Find all lines in the records that include the word "Spring", and copy them out.

Stored dataset items:
################
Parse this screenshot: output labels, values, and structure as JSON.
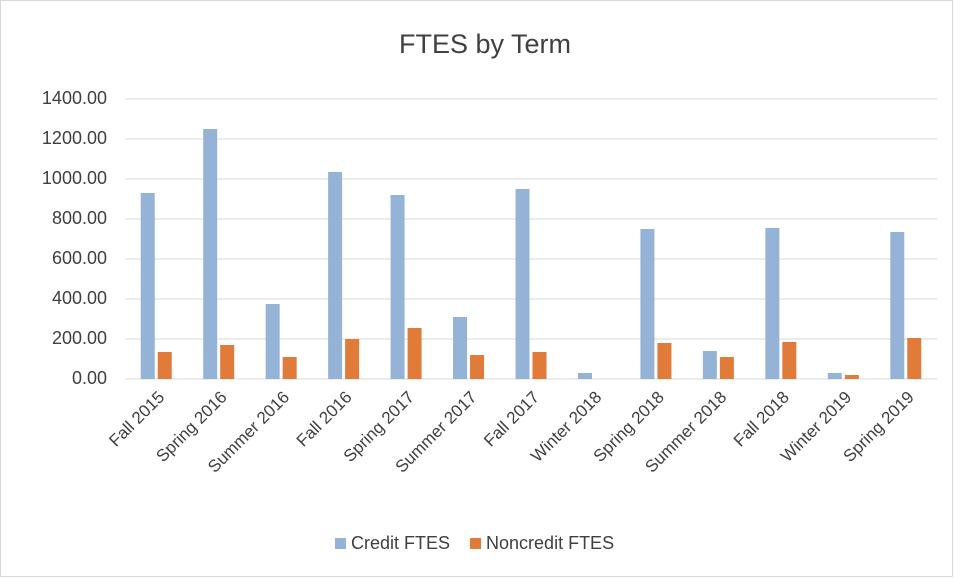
{
  "chart_data": {
    "type": "bar",
    "title": "FTES by Term",
    "categories": [
      "Fall 2015",
      "Spring 2016",
      "Summer 2016",
      "Fall 2016",
      "Spring 2017",
      "Summer 2017",
      "Fall 2017",
      "Winter 2018",
      "Spring 2018",
      "Summer 2018",
      "Fall 2018",
      "Winter 2019",
      "Spring 2019"
    ],
    "series": [
      {
        "name": "Credit FTES",
        "color": "#95b3d7",
        "values": [
          930,
          1250,
          375,
          1035,
          920,
          310,
          950,
          30,
          750,
          140,
          755,
          30,
          735
        ]
      },
      {
        "name": "Noncredit FTES",
        "color": "#e07b39",
        "values": [
          135,
          170,
          110,
          200,
          255,
          120,
          135,
          0,
          180,
          110,
          185,
          20,
          205
        ]
      }
    ],
    "ylim": [
      0,
      1400
    ],
    "yticks": [
      {
        "value": 0,
        "label": "0.00"
      },
      {
        "value": 200,
        "label": "200.00"
      },
      {
        "value": 400,
        "label": "400.00"
      },
      {
        "value": 600,
        "label": "600.00"
      },
      {
        "value": 800,
        "label": "800.00"
      },
      {
        "value": 1000,
        "label": "1000.00"
      },
      {
        "value": 1200,
        "label": "1200.00"
      },
      {
        "value": 1400,
        "label": "1400.00"
      }
    ],
    "grid": true,
    "legend": "bottom"
  }
}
################
Written solution
      "Spring 2016",
      "Spring 2017",
      "Spring 2018",
      "Spring 2019"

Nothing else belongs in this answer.